[Dataset records]
[START]
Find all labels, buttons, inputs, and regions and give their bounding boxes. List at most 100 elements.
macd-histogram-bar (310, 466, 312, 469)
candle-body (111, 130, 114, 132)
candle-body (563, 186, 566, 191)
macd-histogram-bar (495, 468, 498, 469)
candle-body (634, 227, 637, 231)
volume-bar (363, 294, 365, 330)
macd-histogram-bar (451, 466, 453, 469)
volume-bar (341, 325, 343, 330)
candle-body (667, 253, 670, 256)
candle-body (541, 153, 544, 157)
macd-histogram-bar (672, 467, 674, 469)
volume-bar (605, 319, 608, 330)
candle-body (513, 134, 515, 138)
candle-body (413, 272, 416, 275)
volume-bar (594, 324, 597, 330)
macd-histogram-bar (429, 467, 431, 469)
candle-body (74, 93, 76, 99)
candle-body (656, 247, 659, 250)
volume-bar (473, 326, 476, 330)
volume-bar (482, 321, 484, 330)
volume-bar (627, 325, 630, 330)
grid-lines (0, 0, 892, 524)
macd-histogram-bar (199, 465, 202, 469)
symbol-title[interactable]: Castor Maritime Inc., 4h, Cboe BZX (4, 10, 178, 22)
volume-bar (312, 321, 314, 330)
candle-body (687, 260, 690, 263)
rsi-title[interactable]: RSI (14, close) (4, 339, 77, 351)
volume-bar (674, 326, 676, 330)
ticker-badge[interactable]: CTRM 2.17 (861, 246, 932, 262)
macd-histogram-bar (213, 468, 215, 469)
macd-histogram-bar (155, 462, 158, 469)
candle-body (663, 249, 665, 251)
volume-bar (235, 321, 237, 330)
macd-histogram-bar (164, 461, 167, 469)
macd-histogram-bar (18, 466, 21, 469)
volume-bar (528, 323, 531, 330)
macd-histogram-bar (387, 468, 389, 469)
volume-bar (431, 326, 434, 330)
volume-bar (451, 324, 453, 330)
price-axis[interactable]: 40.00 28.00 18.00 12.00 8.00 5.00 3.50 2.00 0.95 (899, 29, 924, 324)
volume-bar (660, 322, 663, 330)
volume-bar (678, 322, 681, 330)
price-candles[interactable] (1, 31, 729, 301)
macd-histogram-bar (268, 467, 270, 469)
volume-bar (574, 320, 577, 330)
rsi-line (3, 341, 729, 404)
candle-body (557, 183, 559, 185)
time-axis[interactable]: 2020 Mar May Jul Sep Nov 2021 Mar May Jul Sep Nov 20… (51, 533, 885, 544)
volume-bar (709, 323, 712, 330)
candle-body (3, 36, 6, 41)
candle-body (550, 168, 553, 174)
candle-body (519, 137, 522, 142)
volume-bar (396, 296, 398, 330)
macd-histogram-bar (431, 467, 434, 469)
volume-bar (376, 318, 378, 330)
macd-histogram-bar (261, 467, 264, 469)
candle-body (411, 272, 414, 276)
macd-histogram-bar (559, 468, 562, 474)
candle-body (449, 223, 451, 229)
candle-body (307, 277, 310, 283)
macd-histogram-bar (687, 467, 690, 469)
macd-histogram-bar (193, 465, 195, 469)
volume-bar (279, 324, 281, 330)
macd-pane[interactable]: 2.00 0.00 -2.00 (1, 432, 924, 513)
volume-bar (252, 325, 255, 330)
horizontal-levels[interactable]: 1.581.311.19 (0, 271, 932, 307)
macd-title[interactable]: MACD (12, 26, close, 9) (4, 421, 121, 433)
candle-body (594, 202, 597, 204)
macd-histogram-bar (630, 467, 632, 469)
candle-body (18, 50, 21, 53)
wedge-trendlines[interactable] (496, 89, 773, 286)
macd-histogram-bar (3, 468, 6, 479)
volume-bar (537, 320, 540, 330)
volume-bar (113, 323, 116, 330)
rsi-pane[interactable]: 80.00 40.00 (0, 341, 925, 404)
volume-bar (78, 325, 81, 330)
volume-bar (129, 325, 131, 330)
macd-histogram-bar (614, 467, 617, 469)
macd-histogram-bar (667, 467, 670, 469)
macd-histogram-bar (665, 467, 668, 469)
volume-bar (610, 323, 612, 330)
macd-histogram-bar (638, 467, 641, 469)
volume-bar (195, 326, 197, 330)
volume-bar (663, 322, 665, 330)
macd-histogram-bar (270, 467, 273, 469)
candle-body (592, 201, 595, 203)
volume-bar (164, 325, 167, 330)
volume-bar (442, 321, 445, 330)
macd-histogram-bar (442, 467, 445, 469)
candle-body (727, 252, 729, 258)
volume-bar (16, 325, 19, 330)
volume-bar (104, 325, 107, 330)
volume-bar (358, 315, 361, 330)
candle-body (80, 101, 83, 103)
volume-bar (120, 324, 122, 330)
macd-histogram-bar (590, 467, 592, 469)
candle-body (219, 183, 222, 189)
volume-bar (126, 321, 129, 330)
[END]
*THE EXERCISE*:
Copy out every line of the records above that contains the string "pane". Case counts.

*SOLUTION TO THE PROBLEM*:
macd-pane[interactable]: 2.00 0.00 -2.00 (1, 432, 924, 513)
rsi-pane[interactable]: 80.00 40.00 (0, 341, 925, 404)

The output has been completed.